Extracted data entries
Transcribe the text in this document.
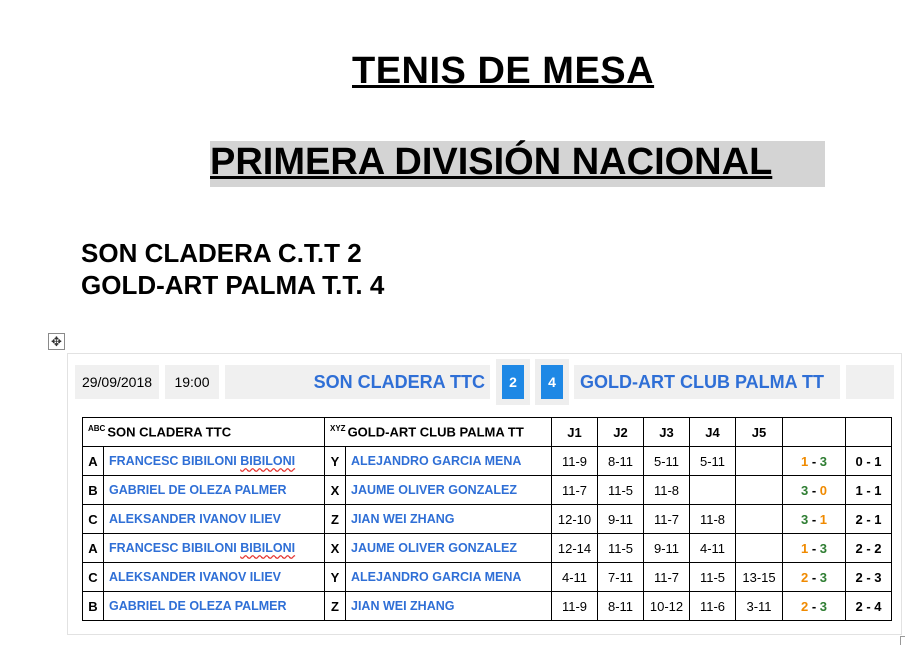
TENIS DE MESA
PRIMERA DIVISIÓN NACIONAL
SON CLADERA C.T.T 2
GOLD-ART PALMA T.T. 4
✥
29/09/2018	19:00	SON CLADERA TTC	2	4	GOLD-ART CLUB PALMA TT
$^{ABC}$ SON CLADERA TTC		$^{XYZ}$ GOLD-ART CLUB PALMA TT		J1	J2	J3	J4	J5		
A	FRANCESC BIBILONI BIBILONI	Y	ALEJANDRO GARCIA MENA	11-9	8-11	5-11	5-11		1 - 3	0 - 1
B	GABRIEL DE OLEZA PALMER	X	JAUME OLIVER GONZALEZ	11-7	11-5	11-8			3 - 0	1 - 1
C	ALEKSANDER IVANOV ILIEV	Z	JIAN WEI ZHANG	12-10	9-11	11-7	11-8		3 - 1	2 - 1
A	FRANCESC BIBILONI BIBILONI	X	JAUME OLIVER GONZALEZ	12-14	11-5	9-11	4-11		1 - 3	2 - 2
C	ALEKSANDER IVANOV ILIEV	Y	ALEJANDRO GARCIA MENA	4-11	7-11	11-7	11-5	13-15	2 - 3	2 - 3
B	GABRIEL DE OLEZA PALMER	Z	JIAN WEI ZHANG	11-9	8-11	10-12	11-6	3-11	2 - 3	2 - 4
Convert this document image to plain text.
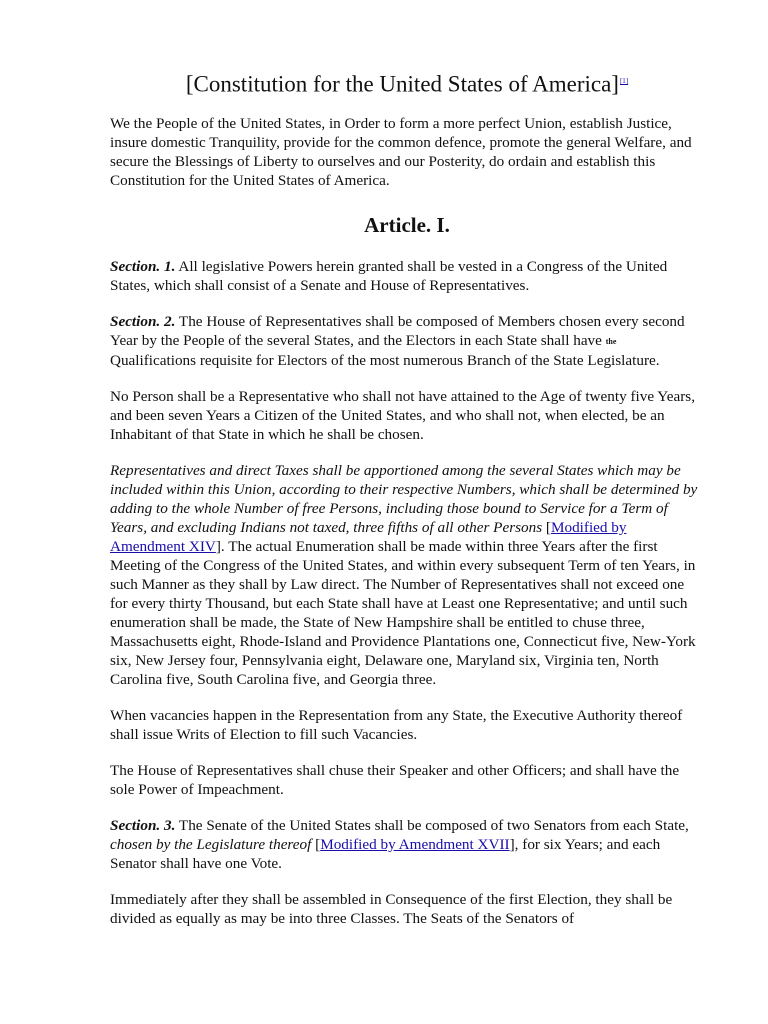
[Constitution for the United States of America][1]

We the People of the United States, in Order to form a more perfect Union, establish Justice, insure domestic Tranquility, provide for the common defence, promote the general Welfare, and secure the Blessings of Liberty to ourselves and our Posterity, do ordain and establish this Constitution for the United States of America.

Article. I.

Section. 1. All legislative Powers herein granted shall be vested in a Congress of the United States, which shall consist of a Senate and House of Representatives.

Section. 2. The House of Representatives shall be composed of Members chosen every second Year by the People of the several States, and the Electors in each State shall have the Qualifications requisite for Electors of the most numerous Branch of the State Legislature.

No Person shall be a Representative who shall not have attained to the Age of twenty five Years, and been seven Years a Citizen of the United States, and who shall not, when elected, be an Inhabitant of that State in which he shall be chosen.

Representatives and direct Taxes shall be apportioned among the several States which may be included within this Union, according to their respective Numbers, which shall be determined by adding to the whole Number of free Persons, including those bound to Service for a Term of Years, and excluding Indians not taxed, three fifths of all other Persons [Modified by Amendment XIV]. The actual Enumeration shall be made within three Years after the first Meeting of the Congress of the United States, and within every subsequent Term of ten Years, in such Manner as they shall by Law direct. The Number of Representatives shall not exceed one for every thirty Thousand, but each State shall have at Least one Representative; and until such enumeration shall be made, the State of New Hampshire shall be entitled to chuse three, Massachusetts eight, Rhode-Island and Providence Plantations one, Connecticut five, New-York six, New Jersey four, Pennsylvania eight, Delaware one, Maryland six, Virginia ten, North Carolina five, South Carolina five, and Georgia three.

When vacancies happen in the Representation from any State, the Executive Authority thereof shall issue Writs of Election to fill such Vacancies.

The House of Representatives shall chuse their Speaker and other Officers; and shall have the sole Power of Impeachment.

Section. 3. The Senate of the United States shall be composed of two Senators from each State, chosen by the Legislature thereof [Modified by Amendment XVII], for six Years; and each Senator shall have one Vote.

Immediately after they shall be assembled in Consequence of the first Election, they shall be divided as equally as may be into three Classes. The Seats of the Senators of
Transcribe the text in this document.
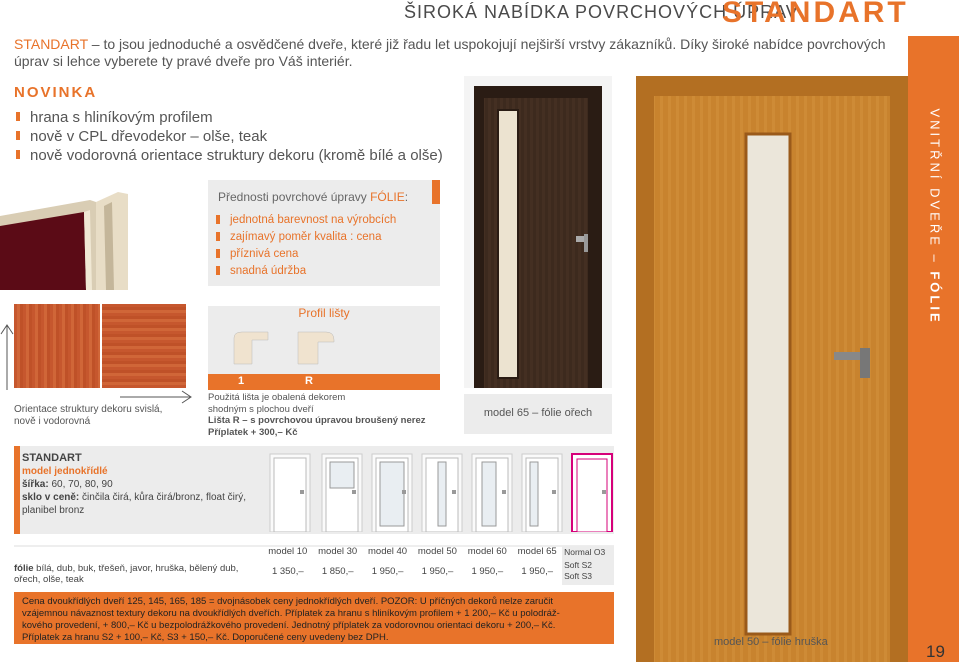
ŠIROKÁ NABÍDKA POVRCHOVÝCH ÚPRAV
STANDART
STANDART – to jsou jednoduché a osvědčené dveře, které již řadu let uspokojují nejširší vrstvy zákazníků. Díky široké nabídce povrchových úprav si lehce vyberete ty pravé dveře pro Váš interiér.
NOVINKA
hrana s hliníkovým profilem
nově v CPL dřevodekor – olše, teak
nově vodorovná orientace struktury dekoru (kromě bílé a olše)
Přednosti povrchové úpravy FÓLIE:
jednotná barevnost na výrobcích
zajímavý poměr kvalita : cena
příznivá cena
snadná údržba
Orientace struktury dekoru svislá,
nově i vodorovná
Profil lišty
1	R
Použitá lišta je obalená dekorem
shodným s plochou dveří
Lišta R – s povrchovou úpravou broušený nerez
Příplatek + 300,– Kč
model 65 – fólie ořech
model 50 – fólie hruška
VNITŘNÍ DVEŘE – FÓLIE
STANDART
model jednokřídlé
šířka: 60, 70, 80, 90
sklo v ceně: činčila čirá, kůra čirá/bronz, float čirý,
planibel bronz
	model 10	model 30	model 40	model 50	model 60	model 65	Normal O3
fólie bílá, dub, buk, třešeň, javor, hruška, bělený dub,
ořech, olše, teak	1 350,–	1 850,–	1 950,–	1 950,–	1 950,–	1 950,–	Soft S2
Soft S3
Cena dvoukřídlých dveří 125, 145, 165, 185 = dvojnásobek ceny jednokřídlých dveří. POZOR: U příčných dekorů nelze zaručit
vzájemnou návaznost textury dekoru na dvoukřídlých dveřích. Příplatek za hranu s hliníkovým profilem + 1 200,– Kč u polodráž-
kového provedení, + 800,– Kč u bezpolodrážkového provedení. Jednotný příplatek za vodorovnou orientaci dekoru + 200,– Kč.
Příplatek za hranu S2 + 100,– Kč, S3 + 150,– Kč. Doporučené ceny uvedeny bez DPH.
19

◆ Exercise directions:
Quote the preceding records in their entirety, excluding every picture.

◆ Answer in full:
Transcribe the text in this document.
TENIS DE MESA
PRIMERA DIVISIÓN NACIONAL
SON CLADERA C.T.T 2
GOLD-ART PALMA T.T. 4
✥
29/09/2018	19:00	SON CLADERA TTC	2	4	GOLD-ART CLUB PALMA TT
$^{ABC}$ SON CLADERA TTC		$^{XYZ}$ GOLD-ART CLUB PALMA TT		J1	J2	J3	J4	J5		
A	FRANCESC BIBILONI BIBILONI	Y	ALEJANDRO GARCIA MENA	11-9	8-11	5-11	5-11		1 - 3	0 - 1
B	GABRIEL DE OLEZA PALMER	X	JAUME OLIVER GONZALEZ	11-7	11-5	11-8			3 - 0	1 - 1
C	ALEKSANDER IVANOV ILIEV	Z	JIAN WEI ZHANG	12-10	9-11	11-7	11-8		3 - 1	2 - 1
A	FRANCESC BIBILONI BIBILONI	X	JAUME OLIVER GONZALEZ	12-14	11-5	9-11	4-11		1 - 3	2 - 2
C	ALEKSANDER IVANOV ILIEV	Y	ALEJANDRO GARCIA MENA	4-11	7-11	11-7	11-5	13-15	2 - 3	2 - 3
B	GABRIEL DE OLEZA PALMER	Z	JIAN WEI ZHANG	11-9	8-11	10-12	11-6	3-11	2 - 3	2 - 4
Convert this document image to plain text.
[Constitution for the United States of America][1]

We the People of the United States, in Order to form a more perfect Union, establish Justice, insure domestic Tranquility, provide for the common defence, promote the general Welfare, and secure the Blessings of Liberty to ourselves and our Posterity, do ordain and establish this Constitution for the United States of America.

Article. I.

Section. 1. All legislative Powers herein granted shall be vested in a Congress of the United States, which shall consist of a Senate and House of Representatives.

Section. 2. The House of Representatives shall be composed of Members chosen every second Year by the People of the several States, and the Electors in each State shall have the Qualifications requisite for Electors of the most numerous Branch of the State Legislature.

No Person shall be a Representative who shall not have attained to the Age of twenty five Years, and been seven Years a Citizen of the United States, and who shall not, when elected, be an Inhabitant of that State in which he shall be chosen.

Representatives and direct Taxes shall be apportioned among the several States which may be included within this Union, according to their respective Numbers, which shall be determined by adding to the whole Number of free Persons, including those bound to Service for a Term of Years, and excluding Indians not taxed, three fifths of all other Persons [Modified by Amendment XIV]. The actual Enumeration shall be made within three Years after the first Meeting of the Congress of the United States, and within every subsequent Term of ten Years, in such Manner as they shall by Law direct. The Number of Representatives shall not exceed one for every thirty Thousand, but each State shall have at Least one Representative; and until such enumeration shall be made, the State of New Hampshire shall be entitled to chuse three, Massachusetts eight, Rhode-Island and Providence Plantations one, Connecticut five, New-York six, New Jersey four, Pennsylvania eight, Delaware one, Maryland six, Virginia ten, North Carolina five, South Carolina five, and Georgia three.

When vacancies happen in the Representation from any State, the Executive Authority thereof shall issue Writs of Election to fill such Vacancies.

The House of Representatives shall chuse their Speaker and other Officers; and shall have the sole Power of Impeachment.

Section. 3. The Senate of the United States shall be composed of two Senators from each State, chosen by the Legislature thereof [Modified by Amendment XVII], for six Years; and each Senator shall have one Vote.

Immediately after they shall be assembled in Consequence of the first Election, they shall be divided as equally as may be into three Classes. The Seats of the Senators of
Transcribe the text in this document.
ŠIROKÁ NABÍDKA POVRCHOVÝCH ÚPRAV
STANDART
STANDART – to jsou jednoduché a osvědčené dveře, které již řadu let uspokojují nejširší vrstvy zákazníků. Díky široké nabídce povrchových úprav si lehce vyberete ty pravé dveře pro Váš interiér.
NOVINKA
hrana s hliníkovým profilem
nově v CPL dřevodekor – olše, teak
nově vodorovná orientace struktury dekoru (kromě bílé a olše)
Přednosti povrchové úpravy FÓLIE:
jednotná barevnost na výrobcích
zajímavý poměr kvalita : cena
příznivá cena
snadná údržba
Orientace struktury dekoru svislá,
nově i vodorovná
Profil lišty
1	R
Použitá lišta je obalená dekorem
shodným s plochou dveří
Lišta R – s povrchovou úpravou broušený nerez
Příplatek + 300,– Kč
model 65 – fólie ořech
model 50 – fólie hruška
VNITŘNÍ DVEŘE – FÓLIE
STANDART
model jednokřídlé
šířka: 60, 70, 80, 90
sklo v ceně: činčila čirá, kůra čirá/bronz, float čirý,
planibel bronz
	model 10	model 30	model 40	model 50	model 60	model 65	Normal O3
fólie bílá, dub, buk, třešeň, javor, hruška, bělený dub,
ořech, olše, teak	1 350,–	1 850,–	1 950,–	1 950,–	1 950,–	1 950,–	Soft S2
Soft S3
Cena dvoukřídlých dveří 125, 145, 165, 185 = dvojnásobek ceny jednokřídlých dveří. POZOR: U příčných dekorů nelze zaručit
vzájemnou návaznost textury dekoru na dvoukřídlých dveřích. Příplatek za hranu s hliníkovým profilem + 1 200,– Kč u polodráž-
kového provedení, + 800,– Kč u bezpolodrážkového provedení. Jednotný příplatek za vodorovnou orientaci dekoru + 200,– Kč.
Příplatek za hranu S2 + 100,– Kč, S3 + 150,– Kč. Doporučené ceny uvedeny bez DPH.
19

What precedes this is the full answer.